# DATA SHOWN:
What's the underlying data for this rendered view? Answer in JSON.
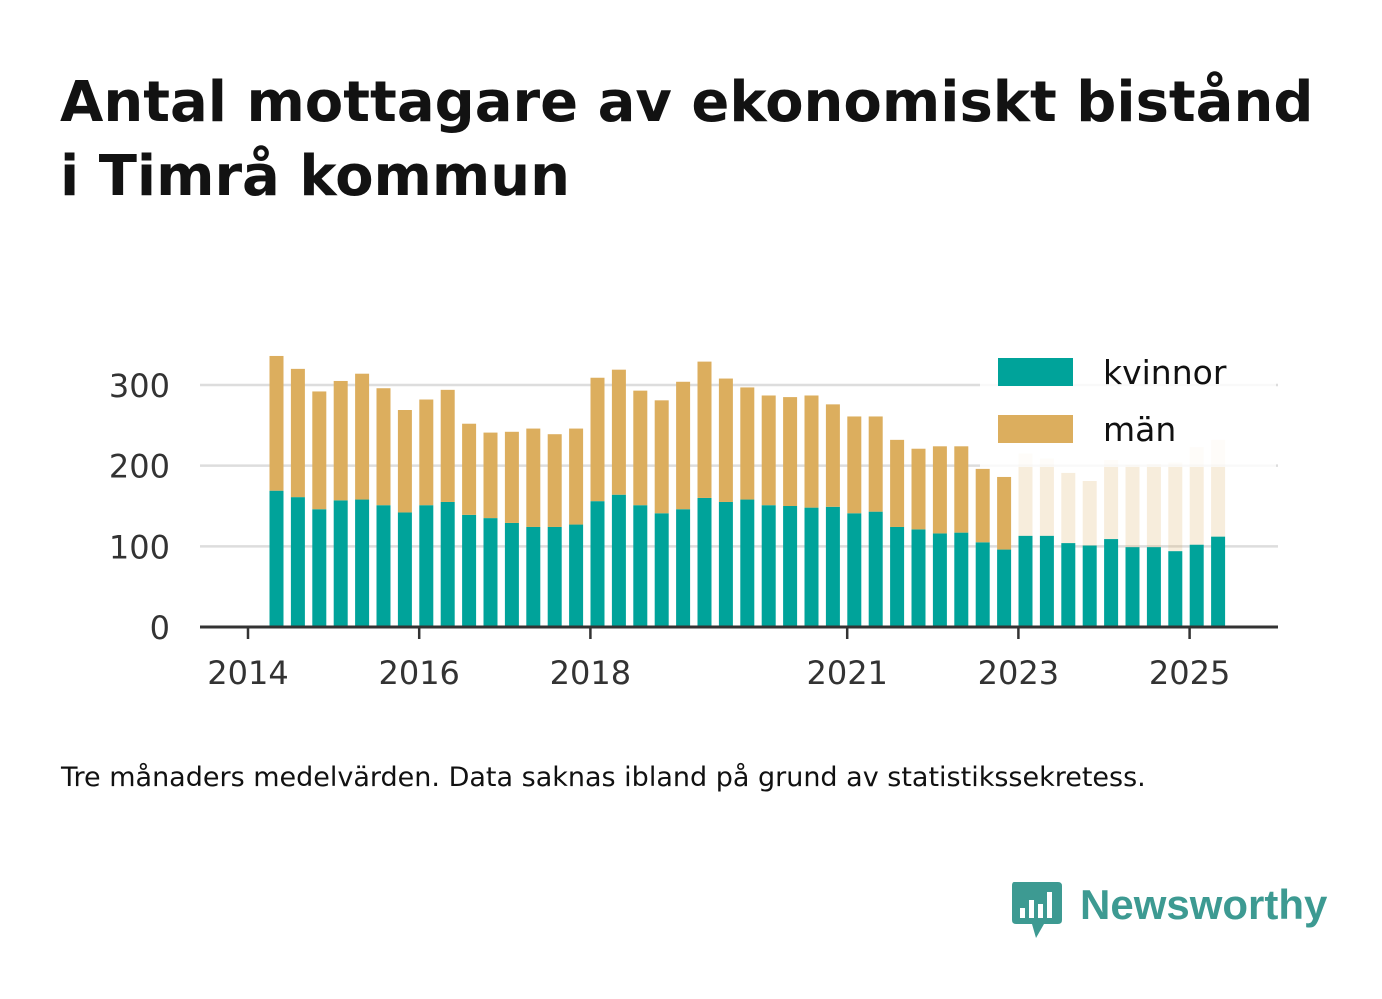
{
  "title": "Antal mottagare av ekonomiskt bistånd i Timrå kommun",
  "caption": "Tre månaders medelvärden. Data saknas ibland på grund av statistikssekretess.",
  "brand": {
    "name": "Newsworthy",
    "icon": "newsworthy-bar-chart-icon",
    "color": "#3d9a92"
  },
  "colors": {
    "kvinnor": "#00a39a",
    "man": "#dcae5e",
    "grid": "#dddddd",
    "axis": "#333333",
    "text": "#333333"
  },
  "chart_data": {
    "type": "bar",
    "stacked": true,
    "title": "Antal mottagare av ekonomiskt bistånd i Timrå kommun",
    "xlabel": "",
    "ylabel": "",
    "x_ticks": [
      "2014",
      "2016",
      "2018",
      "2021",
      "2023",
      "2025"
    ],
    "y_ticks": [
      0,
      100,
      200,
      300
    ],
    "ylim": [
      0,
      350
    ],
    "grid": true,
    "legend_position": "top-right",
    "categories": [
      "2014-04",
      "2014-07",
      "2014-10",
      "2015-01",
      "2015-04",
      "2015-07",
      "2015-10",
      "2016-01",
      "2016-04",
      "2016-07",
      "2016-10",
      "2017-01",
      "2017-04",
      "2017-07",
      "2017-10",
      "2018-01",
      "2018-04",
      "2018-07",
      "2018-10",
      "2019-01",
      "2019-04",
      "2019-07",
      "2019-10",
      "2020-01",
      "2020-04",
      "2020-07",
      "2020-10",
      "2021-01",
      "2021-04",
      "2021-07",
      "2021-10",
      "2022-01",
      "2022-04",
      "2022-07",
      "2022-10",
      "2023-01",
      "2023-04",
      "2023-07",
      "2023-10",
      "2024-01",
      "2024-04",
      "2024-07",
      "2024-10",
      "2025-01",
      "2025-04"
    ],
    "series": [
      {
        "name": "kvinnor",
        "color": "#00a39a",
        "values": [
          169,
          161,
          146,
          157,
          158,
          151,
          142,
          151,
          155,
          139,
          135,
          129,
          124,
          124,
          127,
          156,
          164,
          151,
          141,
          146,
          160,
          155,
          158,
          151,
          150,
          148,
          149,
          141,
          143,
          124,
          121,
          116,
          117,
          105,
          96,
          113,
          113,
          104,
          101,
          109,
          99,
          99,
          94,
          102,
          112
        ]
      },
      {
        "name": "män",
        "color": "#dcae5e",
        "values": [
          167,
          159,
          146,
          148,
          156,
          145,
          127,
          131,
          139,
          113,
          106,
          113,
          122,
          115,
          119,
          153,
          155,
          142,
          140,
          158,
          169,
          153,
          139,
          136,
          135,
          139,
          127,
          120,
          118,
          108,
          100,
          108,
          107,
          91,
          90,
          102,
          96,
          87,
          80,
          98,
          102,
          103,
          110,
          121,
          120
        ]
      }
    ],
    "faded_from_index": 35
  }
}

# GIVEN EXERCISE:
Pull out every line containing "ekonomiskt".

# RESPONSE FOR THIS EXERCISE:
  "title": "Antal mottagare av ekonomiskt bistånd i Timrå kommun",
    "title": "Antal mottagare av ekonomiskt bistånd i Timrå kommun",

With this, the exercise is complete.